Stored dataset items
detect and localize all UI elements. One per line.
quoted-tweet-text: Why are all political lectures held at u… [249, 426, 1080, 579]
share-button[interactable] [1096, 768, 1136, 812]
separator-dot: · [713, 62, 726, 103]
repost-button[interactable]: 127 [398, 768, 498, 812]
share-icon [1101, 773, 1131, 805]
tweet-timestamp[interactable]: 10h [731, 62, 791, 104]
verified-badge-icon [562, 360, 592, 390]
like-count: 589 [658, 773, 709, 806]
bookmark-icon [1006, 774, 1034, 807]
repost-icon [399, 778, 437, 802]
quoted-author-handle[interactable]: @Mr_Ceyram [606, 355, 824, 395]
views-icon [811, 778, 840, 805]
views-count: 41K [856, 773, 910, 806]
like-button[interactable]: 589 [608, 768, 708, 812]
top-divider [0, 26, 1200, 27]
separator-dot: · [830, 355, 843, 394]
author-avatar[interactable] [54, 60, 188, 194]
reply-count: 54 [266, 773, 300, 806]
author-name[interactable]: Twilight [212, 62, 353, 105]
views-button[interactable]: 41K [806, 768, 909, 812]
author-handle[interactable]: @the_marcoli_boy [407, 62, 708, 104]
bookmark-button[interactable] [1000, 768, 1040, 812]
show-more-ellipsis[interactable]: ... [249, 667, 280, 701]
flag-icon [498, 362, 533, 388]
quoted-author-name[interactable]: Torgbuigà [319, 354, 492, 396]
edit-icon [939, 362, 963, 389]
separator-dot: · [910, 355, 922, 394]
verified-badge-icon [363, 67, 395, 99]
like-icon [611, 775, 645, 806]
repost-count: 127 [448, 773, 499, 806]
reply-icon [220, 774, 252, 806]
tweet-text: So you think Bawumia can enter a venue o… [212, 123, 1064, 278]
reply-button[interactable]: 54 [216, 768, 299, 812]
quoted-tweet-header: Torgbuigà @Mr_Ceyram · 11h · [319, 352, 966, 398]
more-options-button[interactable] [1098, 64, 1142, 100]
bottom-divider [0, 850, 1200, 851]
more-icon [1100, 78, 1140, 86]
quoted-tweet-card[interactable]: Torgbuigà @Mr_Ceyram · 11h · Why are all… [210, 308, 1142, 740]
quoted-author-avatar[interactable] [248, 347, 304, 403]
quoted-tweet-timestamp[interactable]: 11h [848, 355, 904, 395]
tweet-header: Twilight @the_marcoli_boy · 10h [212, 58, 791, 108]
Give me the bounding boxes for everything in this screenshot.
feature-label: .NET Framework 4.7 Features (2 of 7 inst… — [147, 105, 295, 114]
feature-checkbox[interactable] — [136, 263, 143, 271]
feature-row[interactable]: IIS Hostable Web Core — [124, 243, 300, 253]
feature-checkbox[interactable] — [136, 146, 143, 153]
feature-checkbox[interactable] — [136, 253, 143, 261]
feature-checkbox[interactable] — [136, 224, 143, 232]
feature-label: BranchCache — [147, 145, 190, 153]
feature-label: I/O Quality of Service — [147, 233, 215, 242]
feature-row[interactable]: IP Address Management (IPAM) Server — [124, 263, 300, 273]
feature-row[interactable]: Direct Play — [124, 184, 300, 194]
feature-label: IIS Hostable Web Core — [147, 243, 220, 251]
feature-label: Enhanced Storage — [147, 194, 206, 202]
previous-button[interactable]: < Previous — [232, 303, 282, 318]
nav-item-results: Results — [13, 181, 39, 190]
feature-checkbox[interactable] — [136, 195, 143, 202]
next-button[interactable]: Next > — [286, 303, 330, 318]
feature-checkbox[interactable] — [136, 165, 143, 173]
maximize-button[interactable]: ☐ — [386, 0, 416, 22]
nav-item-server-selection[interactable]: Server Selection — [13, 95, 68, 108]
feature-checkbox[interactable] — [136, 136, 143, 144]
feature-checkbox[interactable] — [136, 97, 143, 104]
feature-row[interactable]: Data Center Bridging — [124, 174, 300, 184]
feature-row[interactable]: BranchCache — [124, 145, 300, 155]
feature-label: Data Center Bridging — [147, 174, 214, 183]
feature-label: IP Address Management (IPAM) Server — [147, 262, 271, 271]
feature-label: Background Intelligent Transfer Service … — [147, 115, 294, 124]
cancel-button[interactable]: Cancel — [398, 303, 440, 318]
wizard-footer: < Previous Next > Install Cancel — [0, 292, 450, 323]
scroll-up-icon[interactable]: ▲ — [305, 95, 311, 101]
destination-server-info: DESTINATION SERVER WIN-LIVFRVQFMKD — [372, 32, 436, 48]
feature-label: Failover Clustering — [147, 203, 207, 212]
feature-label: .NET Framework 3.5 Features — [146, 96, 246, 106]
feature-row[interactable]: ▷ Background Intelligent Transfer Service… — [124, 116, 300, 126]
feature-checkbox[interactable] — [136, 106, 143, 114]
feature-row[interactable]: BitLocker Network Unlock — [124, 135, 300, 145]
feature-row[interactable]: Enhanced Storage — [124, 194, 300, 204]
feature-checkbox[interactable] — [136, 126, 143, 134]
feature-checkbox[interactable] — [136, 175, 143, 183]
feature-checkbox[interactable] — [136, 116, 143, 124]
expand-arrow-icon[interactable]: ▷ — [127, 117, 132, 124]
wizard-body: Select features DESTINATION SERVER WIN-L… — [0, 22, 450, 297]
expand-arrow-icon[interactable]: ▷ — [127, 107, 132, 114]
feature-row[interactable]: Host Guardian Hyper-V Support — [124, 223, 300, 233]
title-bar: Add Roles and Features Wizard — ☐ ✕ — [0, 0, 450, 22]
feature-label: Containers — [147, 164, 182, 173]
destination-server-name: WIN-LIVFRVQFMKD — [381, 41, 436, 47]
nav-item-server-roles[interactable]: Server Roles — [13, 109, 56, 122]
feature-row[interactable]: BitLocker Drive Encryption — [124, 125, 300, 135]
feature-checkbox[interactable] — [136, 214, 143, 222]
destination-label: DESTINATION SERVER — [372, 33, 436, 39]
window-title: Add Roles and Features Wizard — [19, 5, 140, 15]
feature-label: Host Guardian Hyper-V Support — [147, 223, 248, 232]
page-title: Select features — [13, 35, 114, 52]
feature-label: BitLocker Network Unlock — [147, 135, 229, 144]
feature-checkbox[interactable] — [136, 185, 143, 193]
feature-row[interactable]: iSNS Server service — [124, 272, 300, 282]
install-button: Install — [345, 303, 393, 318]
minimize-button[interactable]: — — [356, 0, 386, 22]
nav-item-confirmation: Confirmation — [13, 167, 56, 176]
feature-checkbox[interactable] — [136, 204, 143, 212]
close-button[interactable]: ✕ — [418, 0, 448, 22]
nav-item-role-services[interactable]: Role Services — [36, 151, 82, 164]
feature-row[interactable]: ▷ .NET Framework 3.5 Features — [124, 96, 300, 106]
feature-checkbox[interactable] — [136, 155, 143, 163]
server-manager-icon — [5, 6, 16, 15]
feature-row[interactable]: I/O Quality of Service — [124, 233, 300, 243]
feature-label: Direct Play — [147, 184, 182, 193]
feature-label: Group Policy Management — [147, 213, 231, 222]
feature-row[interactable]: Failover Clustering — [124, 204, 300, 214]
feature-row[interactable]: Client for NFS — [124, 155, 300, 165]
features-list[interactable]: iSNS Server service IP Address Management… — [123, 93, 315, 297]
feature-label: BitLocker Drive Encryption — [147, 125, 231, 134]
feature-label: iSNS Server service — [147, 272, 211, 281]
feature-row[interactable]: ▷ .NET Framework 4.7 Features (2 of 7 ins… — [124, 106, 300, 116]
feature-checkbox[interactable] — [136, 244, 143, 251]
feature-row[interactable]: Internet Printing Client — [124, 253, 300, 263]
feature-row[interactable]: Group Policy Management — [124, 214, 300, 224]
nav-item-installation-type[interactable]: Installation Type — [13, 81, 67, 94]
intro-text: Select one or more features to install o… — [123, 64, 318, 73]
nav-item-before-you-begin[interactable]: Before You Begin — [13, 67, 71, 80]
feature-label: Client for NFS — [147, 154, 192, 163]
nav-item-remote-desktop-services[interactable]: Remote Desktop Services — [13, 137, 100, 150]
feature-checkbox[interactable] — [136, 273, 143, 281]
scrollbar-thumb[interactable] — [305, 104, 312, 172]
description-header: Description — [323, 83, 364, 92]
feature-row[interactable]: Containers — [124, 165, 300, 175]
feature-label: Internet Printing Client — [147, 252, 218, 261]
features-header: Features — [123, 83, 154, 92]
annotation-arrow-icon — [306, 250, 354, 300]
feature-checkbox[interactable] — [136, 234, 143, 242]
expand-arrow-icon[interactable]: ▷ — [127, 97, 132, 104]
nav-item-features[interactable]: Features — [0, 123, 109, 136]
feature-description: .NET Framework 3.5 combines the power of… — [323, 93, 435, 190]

EXERCISE PROMPT: Rewrite everything from the start of the listing down to the line containing "reply-button[interactable]: 54 [216, 768, 299, 812]", substituting "checkmark-icon" for "verified-badge-icon" and leaving all else unchanged.

RESPONSE:
detect and localize all UI elements. One per line.
quoted-tweet-text: Why are all political lectures held at u… [249, 426, 1080, 579]
share-button[interactable] [1096, 768, 1136, 812]
separator-dot: · [713, 62, 726, 103]
repost-button[interactable]: 127 [398, 768, 498, 812]
share-icon [1101, 773, 1131, 805]
tweet-timestamp[interactable]: 10h [731, 62, 791, 104]
checkmark-icon [562, 360, 592, 390]
like-count: 589 [658, 773, 709, 806]
bookmark-icon [1006, 774, 1034, 807]
repost-icon [399, 778, 437, 802]
quoted-author-handle[interactable]: @Mr_Ceyram [606, 355, 824, 395]
views-icon [811, 778, 840, 805]
views-count: 41K [856, 773, 910, 806]
like-button[interactable]: 589 [608, 768, 708, 812]
top-divider [0, 26, 1200, 27]
separator-dot: · [830, 355, 843, 394]
author-avatar[interactable] [54, 60, 188, 194]
reply-count: 54 [266, 773, 300, 806]
author-name[interactable]: Twilight [212, 62, 353, 105]
views-button[interactable]: 41K [806, 768, 909, 812]
author-handle[interactable]: @the_marcoli_boy [407, 62, 708, 104]
bookmark-button[interactable] [1000, 768, 1040, 812]
show-more-ellipsis[interactable]: ... [249, 667, 280, 701]
flag-icon [498, 362, 533, 388]
quoted-author-name[interactable]: Torgbuigà [319, 354, 492, 396]
edit-icon [939, 362, 963, 389]
separator-dot: · [910, 355, 922, 394]
checkmark-icon [363, 67, 395, 99]
like-icon [611, 775, 645, 806]
repost-count: 127 [448, 773, 499, 806]
reply-icon [220, 774, 252, 806]
tweet-text: So you think Bawumia can enter a venue o… [212, 123, 1064, 278]
reply-button[interactable]: 54 [216, 768, 299, 812]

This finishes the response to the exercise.